Collection entries

start

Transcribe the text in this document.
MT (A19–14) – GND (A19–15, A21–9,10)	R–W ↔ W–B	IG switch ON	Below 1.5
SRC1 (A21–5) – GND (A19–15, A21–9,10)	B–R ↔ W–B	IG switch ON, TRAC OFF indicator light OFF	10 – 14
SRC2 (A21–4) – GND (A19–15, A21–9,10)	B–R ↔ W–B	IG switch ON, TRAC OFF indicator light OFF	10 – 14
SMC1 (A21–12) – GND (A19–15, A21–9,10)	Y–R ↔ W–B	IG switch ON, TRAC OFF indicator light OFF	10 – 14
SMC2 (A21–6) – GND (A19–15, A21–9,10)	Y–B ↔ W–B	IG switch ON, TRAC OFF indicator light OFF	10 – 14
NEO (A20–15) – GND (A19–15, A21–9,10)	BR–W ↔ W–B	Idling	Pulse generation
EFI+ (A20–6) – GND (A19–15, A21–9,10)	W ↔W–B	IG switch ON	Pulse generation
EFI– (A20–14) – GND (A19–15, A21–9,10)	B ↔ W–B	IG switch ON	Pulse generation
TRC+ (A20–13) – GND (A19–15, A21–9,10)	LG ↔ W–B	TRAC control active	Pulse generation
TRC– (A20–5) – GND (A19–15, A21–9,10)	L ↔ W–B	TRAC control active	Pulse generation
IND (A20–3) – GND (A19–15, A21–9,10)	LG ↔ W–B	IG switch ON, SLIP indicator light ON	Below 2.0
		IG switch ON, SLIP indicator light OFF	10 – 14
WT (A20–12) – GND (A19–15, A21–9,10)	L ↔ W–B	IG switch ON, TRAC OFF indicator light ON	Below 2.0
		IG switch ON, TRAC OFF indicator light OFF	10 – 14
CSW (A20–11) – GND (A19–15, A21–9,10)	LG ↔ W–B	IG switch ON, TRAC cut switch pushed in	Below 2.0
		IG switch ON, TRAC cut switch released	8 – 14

end

▸ TASK DESCRIPTION
All of the data above should be transcribed exactly.

▸ SOLUTION
Transcribe the text in this document.
MT (A19–14) – GND (A19–15, A21–9,10)	R–W ↔ W–B	IG switch ON	Below 1.5
SRC1 (A21–5) – GND (A19–15, A21–9,10)	B–R ↔ W–B	IG switch ON, TRAC OFF indicator light OFF	10 – 14
SRC2 (A21–4) – GND (A19–15, A21–9,10)	B–R ↔ W–B	IG switch ON, TRAC OFF indicator light OFF	10 – 14
SMC1 (A21–12) – GND (A19–15, A21–9,10)	Y–R ↔ W–B	IG switch ON, TRAC OFF indicator light OFF	10 – 14
SMC2 (A21–6) – GND (A19–15, A21–9,10)	Y–B ↔ W–B	IG switch ON, TRAC OFF indicator light OFF	10 – 14
NEO (A20–15) – GND (A19–15, A21–9,10)	BR–W ↔ W–B	Idling	Pulse generation
EFI+ (A20–6) – GND (A19–15, A21–9,10)	W ↔W–B	IG switch ON	Pulse generation
EFI– (A20–14) – GND (A19–15, A21–9,10)	B ↔ W–B	IG switch ON	Pulse generation
TRC+ (A20–13) – GND (A19–15, A21–9,10)	LG ↔ W–B	TRAC control active	Pulse generation
TRC– (A20–5) – GND (A19–15, A21–9,10)	L ↔ W–B	TRAC control active	Pulse generation
IND (A20–3) – GND (A19–15, A21–9,10)	LG ↔ W–B	IG switch ON, SLIP indicator light ON	Below 2.0
		IG switch ON, SLIP indicator light OFF	10 – 14
WT (A20–12) – GND (A19–15, A21–9,10)	L ↔ W–B	IG switch ON, TRAC OFF indicator light ON	Below 2.0
		IG switch ON, TRAC OFF indicator light OFF	10 – 14
CSW (A20–11) – GND (A19–15, A21–9,10)	LG ↔ W–B	IG switch ON, TRAC cut switch pushed in	Below 2.0
		IG switch ON, TRAC cut switch released	8 – 14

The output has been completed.